▶ _Exercise description_:
The answer is one number: how many lines hold the string "image".

▶ _Data for this task_:
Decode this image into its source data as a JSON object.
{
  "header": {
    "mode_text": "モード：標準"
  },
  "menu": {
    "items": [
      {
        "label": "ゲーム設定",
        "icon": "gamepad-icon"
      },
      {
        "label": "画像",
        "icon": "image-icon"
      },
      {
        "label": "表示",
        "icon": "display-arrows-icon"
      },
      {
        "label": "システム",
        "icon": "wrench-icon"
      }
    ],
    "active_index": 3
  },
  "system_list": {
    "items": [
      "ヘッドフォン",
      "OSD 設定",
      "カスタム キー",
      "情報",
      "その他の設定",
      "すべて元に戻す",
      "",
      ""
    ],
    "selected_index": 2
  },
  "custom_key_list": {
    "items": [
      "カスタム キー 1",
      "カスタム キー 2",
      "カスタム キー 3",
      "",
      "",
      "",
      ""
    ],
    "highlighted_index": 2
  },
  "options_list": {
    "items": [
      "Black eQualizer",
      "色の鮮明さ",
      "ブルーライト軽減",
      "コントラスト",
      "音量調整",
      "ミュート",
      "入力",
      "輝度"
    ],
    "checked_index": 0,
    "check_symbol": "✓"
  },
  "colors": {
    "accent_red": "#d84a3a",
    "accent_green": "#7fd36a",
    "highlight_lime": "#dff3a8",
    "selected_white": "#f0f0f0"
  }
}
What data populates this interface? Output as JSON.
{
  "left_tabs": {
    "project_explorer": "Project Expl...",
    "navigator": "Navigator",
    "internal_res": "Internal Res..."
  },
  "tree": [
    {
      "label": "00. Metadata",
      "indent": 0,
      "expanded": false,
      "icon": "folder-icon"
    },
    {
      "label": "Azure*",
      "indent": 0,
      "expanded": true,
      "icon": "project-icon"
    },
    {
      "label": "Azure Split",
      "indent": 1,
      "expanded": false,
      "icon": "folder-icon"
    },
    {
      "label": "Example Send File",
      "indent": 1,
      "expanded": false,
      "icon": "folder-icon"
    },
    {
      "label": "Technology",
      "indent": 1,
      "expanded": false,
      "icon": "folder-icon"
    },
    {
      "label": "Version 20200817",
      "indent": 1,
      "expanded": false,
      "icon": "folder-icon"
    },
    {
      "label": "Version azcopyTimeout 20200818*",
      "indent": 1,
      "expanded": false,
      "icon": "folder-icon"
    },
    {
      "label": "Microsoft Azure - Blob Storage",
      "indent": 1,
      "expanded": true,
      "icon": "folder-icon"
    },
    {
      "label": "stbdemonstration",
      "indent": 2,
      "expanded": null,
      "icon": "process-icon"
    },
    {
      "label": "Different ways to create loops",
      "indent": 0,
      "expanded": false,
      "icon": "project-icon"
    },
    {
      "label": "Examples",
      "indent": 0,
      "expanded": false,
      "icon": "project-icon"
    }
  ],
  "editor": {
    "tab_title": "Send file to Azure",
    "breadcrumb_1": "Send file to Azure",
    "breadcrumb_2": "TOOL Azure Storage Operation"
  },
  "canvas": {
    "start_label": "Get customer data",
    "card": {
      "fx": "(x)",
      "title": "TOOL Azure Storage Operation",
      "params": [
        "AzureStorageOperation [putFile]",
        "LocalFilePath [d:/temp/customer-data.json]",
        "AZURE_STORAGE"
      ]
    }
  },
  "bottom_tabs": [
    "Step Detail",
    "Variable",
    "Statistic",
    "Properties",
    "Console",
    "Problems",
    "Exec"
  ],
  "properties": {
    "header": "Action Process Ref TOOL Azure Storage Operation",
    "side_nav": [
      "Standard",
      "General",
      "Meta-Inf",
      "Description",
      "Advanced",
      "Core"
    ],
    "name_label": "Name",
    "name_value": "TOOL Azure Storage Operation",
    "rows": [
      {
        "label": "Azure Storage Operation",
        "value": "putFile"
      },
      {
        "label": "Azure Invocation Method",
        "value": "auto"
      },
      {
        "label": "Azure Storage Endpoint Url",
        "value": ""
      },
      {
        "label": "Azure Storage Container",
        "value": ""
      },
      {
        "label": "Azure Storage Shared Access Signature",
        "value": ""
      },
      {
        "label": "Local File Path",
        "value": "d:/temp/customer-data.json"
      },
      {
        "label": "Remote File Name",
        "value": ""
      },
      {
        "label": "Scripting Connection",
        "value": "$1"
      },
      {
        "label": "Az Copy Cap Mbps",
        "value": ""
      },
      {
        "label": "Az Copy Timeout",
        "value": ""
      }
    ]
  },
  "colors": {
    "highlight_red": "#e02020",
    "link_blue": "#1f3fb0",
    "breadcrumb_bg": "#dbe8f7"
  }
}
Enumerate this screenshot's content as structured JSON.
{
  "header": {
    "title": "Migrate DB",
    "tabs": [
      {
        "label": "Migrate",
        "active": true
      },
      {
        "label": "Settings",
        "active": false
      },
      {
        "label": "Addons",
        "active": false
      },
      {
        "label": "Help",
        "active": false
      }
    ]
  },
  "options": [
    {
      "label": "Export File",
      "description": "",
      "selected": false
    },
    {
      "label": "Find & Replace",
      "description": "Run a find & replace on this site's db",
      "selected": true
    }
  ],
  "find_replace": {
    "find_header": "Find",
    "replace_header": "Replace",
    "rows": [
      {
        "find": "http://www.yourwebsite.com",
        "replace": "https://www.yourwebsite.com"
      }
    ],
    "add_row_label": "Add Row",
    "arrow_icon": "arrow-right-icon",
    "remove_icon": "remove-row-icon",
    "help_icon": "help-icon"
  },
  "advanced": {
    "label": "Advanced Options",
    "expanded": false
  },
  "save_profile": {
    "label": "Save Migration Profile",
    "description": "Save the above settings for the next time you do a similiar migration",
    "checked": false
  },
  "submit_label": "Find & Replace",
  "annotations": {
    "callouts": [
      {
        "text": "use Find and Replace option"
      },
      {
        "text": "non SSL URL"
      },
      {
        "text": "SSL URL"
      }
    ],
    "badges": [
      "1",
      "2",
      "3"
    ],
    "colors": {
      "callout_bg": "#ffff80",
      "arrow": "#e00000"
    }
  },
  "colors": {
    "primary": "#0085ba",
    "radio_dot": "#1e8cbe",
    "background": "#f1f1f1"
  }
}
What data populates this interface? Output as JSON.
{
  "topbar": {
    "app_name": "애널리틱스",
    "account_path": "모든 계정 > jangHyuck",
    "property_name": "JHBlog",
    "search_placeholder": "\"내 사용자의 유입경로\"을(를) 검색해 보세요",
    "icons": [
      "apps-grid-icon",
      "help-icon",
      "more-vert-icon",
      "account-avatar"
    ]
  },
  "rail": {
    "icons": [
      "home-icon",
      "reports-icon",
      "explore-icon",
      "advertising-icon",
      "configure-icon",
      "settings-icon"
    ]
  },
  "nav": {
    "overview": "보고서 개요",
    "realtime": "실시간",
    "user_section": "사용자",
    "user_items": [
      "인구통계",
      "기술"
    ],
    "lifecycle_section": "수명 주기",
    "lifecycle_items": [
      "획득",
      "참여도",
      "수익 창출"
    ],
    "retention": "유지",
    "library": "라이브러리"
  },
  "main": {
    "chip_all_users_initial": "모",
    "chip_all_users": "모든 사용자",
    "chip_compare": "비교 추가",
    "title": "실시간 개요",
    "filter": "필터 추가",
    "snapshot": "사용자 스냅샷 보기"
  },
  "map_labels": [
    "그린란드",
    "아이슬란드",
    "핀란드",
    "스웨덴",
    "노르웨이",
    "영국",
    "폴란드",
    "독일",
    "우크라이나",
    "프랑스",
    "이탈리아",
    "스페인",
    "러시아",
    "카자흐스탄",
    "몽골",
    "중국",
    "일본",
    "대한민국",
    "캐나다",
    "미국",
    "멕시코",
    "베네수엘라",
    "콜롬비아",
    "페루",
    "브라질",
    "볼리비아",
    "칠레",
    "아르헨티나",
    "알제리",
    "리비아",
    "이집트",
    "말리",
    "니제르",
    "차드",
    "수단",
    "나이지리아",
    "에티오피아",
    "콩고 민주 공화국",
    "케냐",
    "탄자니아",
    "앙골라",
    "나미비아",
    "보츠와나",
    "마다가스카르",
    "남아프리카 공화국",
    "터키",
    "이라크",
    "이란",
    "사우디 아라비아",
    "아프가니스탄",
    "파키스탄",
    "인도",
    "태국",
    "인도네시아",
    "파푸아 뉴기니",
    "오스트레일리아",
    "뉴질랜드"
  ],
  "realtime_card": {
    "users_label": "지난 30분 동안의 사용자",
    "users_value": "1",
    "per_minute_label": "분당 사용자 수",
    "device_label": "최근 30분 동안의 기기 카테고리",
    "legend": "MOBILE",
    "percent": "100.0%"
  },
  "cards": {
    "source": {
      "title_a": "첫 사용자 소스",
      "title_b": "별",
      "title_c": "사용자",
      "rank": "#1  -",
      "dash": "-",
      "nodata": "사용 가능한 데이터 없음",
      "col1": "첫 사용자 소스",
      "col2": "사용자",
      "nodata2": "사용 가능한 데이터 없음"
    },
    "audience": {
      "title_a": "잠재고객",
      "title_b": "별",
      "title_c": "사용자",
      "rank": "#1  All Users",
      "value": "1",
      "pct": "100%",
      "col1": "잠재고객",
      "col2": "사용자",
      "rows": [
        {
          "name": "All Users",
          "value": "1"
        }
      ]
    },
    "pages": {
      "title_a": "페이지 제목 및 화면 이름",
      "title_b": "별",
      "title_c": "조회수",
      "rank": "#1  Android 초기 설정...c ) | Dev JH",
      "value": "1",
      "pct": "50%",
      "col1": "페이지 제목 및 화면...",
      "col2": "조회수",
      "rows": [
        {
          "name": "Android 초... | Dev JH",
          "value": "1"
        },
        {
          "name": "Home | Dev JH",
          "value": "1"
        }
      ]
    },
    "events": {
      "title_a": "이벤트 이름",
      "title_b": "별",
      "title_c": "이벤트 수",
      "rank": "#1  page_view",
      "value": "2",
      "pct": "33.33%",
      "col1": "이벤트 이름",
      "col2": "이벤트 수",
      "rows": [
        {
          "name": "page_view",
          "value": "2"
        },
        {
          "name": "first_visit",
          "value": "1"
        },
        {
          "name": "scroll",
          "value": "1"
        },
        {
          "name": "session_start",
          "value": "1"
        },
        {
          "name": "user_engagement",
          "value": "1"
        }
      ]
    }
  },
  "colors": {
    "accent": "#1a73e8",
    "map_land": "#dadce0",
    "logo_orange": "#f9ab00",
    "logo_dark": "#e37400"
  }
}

▶ _Response for this exercise_:
2